### [The task]
Read the listing below and copy out every line that holds "rencontrées".

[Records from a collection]
○ ○ ○ ○ ○ ○ ○

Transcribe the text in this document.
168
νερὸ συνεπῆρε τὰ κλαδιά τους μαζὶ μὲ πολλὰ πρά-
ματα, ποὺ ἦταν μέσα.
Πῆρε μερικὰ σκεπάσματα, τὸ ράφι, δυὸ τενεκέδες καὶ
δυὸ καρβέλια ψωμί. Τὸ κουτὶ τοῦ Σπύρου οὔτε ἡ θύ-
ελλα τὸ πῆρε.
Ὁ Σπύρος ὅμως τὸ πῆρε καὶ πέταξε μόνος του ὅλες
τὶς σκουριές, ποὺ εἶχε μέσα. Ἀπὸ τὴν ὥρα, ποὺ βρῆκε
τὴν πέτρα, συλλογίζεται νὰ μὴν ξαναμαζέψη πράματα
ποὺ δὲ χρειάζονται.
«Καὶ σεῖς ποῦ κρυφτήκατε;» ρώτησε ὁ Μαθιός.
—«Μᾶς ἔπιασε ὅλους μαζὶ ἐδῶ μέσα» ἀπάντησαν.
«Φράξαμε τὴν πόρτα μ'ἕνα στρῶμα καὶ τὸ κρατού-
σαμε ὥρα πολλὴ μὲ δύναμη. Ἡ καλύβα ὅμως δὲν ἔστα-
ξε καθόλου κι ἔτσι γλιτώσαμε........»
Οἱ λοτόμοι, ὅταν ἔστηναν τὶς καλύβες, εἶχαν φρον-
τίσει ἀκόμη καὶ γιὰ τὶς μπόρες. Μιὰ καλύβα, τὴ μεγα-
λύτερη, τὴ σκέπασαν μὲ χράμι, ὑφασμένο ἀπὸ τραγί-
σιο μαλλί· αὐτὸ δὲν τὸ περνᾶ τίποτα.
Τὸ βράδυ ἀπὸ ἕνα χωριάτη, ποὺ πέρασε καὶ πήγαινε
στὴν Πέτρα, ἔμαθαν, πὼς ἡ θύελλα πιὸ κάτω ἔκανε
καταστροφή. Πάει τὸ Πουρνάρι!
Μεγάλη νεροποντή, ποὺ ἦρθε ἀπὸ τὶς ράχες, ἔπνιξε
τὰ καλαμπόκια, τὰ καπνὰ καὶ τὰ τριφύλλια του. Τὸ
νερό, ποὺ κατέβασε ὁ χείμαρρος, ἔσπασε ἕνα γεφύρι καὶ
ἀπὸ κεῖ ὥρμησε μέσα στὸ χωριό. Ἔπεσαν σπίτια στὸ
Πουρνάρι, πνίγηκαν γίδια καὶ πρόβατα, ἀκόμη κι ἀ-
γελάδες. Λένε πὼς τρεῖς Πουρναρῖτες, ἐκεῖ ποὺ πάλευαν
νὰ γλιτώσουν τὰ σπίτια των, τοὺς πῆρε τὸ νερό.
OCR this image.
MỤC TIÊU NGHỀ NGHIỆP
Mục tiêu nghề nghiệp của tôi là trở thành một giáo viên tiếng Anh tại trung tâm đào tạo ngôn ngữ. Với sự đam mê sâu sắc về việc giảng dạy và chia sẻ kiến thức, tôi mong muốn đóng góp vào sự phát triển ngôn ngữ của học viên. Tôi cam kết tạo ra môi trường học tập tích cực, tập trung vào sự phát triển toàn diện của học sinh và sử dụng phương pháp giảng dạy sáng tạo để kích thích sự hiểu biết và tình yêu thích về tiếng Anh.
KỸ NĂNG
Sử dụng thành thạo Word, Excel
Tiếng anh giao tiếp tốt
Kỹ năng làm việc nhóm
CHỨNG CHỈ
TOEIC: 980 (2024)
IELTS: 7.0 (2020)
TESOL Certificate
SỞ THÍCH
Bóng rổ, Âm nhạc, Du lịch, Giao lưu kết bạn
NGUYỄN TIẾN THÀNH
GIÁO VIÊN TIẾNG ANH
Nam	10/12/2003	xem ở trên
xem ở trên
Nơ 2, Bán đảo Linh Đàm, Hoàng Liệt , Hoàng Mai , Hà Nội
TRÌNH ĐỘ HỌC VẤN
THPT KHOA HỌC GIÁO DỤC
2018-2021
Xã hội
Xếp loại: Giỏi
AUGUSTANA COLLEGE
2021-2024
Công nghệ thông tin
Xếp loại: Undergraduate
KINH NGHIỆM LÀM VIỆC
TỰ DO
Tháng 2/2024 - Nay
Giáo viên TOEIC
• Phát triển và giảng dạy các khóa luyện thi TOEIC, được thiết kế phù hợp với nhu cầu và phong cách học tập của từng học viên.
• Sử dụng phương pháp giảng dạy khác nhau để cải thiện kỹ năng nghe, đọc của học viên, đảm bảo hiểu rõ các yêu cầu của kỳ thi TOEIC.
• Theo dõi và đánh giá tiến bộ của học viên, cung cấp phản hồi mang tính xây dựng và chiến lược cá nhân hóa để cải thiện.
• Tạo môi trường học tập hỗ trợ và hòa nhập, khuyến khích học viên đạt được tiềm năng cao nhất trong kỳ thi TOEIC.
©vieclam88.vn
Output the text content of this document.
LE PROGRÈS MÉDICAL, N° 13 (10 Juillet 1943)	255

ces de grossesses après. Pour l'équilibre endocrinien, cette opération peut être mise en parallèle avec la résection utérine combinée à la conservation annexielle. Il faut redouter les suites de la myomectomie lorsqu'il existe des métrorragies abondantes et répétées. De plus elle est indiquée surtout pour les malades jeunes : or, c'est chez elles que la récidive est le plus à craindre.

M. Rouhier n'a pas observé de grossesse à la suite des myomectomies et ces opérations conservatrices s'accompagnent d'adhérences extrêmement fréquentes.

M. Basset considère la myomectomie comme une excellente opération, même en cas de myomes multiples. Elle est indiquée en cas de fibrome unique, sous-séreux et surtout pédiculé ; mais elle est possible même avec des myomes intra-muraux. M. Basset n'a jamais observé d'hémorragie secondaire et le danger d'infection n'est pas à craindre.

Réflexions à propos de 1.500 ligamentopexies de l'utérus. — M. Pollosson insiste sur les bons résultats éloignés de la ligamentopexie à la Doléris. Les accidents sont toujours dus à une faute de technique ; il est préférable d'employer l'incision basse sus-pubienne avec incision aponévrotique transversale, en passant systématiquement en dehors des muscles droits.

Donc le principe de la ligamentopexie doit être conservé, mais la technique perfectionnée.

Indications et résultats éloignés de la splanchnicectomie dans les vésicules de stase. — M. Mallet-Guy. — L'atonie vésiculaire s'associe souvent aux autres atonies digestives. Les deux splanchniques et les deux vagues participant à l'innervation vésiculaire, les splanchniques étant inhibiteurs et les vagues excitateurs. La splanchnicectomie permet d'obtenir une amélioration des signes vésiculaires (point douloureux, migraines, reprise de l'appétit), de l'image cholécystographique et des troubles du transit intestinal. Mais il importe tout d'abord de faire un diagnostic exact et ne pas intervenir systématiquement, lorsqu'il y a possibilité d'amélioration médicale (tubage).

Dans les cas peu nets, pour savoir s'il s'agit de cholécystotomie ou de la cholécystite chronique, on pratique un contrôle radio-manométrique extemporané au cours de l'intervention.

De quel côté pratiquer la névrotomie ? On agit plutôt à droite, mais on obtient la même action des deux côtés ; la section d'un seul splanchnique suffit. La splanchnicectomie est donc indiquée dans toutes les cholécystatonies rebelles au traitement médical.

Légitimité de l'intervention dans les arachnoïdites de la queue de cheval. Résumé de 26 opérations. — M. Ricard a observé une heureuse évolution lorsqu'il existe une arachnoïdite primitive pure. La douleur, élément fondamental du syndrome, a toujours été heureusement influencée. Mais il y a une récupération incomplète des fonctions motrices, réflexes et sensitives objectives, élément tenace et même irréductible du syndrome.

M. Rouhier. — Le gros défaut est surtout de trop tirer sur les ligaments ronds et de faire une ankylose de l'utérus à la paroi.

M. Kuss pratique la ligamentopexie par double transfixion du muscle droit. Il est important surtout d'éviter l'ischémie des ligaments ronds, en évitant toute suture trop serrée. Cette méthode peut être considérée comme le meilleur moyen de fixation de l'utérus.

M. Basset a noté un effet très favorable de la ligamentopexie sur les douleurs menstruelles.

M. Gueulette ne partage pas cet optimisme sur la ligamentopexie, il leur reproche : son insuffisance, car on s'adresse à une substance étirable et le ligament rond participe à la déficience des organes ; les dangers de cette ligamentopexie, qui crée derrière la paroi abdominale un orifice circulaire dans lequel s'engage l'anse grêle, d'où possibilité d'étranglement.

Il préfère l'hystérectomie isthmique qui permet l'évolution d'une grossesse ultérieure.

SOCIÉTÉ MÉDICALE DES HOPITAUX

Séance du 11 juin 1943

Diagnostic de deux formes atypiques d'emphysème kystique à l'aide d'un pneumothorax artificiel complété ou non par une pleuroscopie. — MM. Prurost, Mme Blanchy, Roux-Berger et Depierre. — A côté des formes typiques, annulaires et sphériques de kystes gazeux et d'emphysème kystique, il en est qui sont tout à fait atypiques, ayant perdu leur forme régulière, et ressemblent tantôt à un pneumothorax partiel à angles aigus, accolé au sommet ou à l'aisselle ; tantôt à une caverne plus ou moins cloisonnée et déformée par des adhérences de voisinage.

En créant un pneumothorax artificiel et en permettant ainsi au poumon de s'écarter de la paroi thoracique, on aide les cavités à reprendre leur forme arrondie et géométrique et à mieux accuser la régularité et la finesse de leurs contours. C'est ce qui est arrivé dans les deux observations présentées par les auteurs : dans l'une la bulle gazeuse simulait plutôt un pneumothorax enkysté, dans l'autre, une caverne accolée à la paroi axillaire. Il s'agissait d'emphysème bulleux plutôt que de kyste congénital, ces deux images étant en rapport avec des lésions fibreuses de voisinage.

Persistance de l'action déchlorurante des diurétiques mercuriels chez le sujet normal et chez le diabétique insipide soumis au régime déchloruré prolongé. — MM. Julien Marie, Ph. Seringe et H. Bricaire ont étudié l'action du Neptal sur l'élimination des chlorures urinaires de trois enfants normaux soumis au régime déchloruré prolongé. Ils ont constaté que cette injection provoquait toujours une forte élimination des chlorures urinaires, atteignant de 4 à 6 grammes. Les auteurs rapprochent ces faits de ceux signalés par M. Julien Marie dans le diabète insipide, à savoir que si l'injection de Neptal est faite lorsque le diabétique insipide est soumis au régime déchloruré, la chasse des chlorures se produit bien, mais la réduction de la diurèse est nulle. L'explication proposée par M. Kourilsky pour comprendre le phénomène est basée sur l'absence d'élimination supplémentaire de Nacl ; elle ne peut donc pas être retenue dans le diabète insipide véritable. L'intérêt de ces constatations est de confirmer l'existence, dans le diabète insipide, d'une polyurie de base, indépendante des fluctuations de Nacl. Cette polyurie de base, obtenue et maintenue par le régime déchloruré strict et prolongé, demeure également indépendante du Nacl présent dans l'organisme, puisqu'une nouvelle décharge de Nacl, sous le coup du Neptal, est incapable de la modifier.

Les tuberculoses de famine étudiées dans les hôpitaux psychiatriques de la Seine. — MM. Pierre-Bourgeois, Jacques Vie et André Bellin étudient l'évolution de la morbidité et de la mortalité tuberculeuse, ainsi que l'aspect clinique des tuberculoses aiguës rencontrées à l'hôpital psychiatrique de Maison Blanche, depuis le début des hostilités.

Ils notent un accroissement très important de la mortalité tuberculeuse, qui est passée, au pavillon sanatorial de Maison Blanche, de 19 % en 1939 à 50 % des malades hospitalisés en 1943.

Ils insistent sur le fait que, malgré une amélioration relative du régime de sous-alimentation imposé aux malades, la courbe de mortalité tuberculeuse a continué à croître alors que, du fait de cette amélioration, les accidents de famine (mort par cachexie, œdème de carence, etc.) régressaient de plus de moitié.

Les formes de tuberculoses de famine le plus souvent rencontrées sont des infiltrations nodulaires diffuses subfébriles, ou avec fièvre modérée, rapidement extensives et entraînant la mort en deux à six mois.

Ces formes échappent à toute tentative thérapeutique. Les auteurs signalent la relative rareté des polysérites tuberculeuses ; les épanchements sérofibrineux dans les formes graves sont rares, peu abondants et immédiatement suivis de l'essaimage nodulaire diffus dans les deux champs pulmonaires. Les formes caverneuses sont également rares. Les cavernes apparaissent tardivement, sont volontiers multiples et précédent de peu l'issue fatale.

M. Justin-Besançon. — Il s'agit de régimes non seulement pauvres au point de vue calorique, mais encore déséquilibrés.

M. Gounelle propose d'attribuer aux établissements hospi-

○ ○ ○ ○ ○ ○ ○

### [Expected answer]
Les tuberculoses de famine étudiées dans les hôpitaux psychiatriques de la Seine. — MM. Pierre-Bourgeois, Jacques Vie et André Bellin étudient l'évolution de la morbidité et de la mortalité tuberculeuse, ainsi que l'aspect clinique des tuberculoses aiguës rencontrées à l'hôpital psychiatrique de Maison Blanche, depuis le début des hostilités.
Les formes de tuberculoses de famine le plus souvent rencontrées sont des infiltrations nodulaires diffuses subfébriles, ou avec fièvre modérée, rapidement extensives et entraînant la mort en deux à six mois.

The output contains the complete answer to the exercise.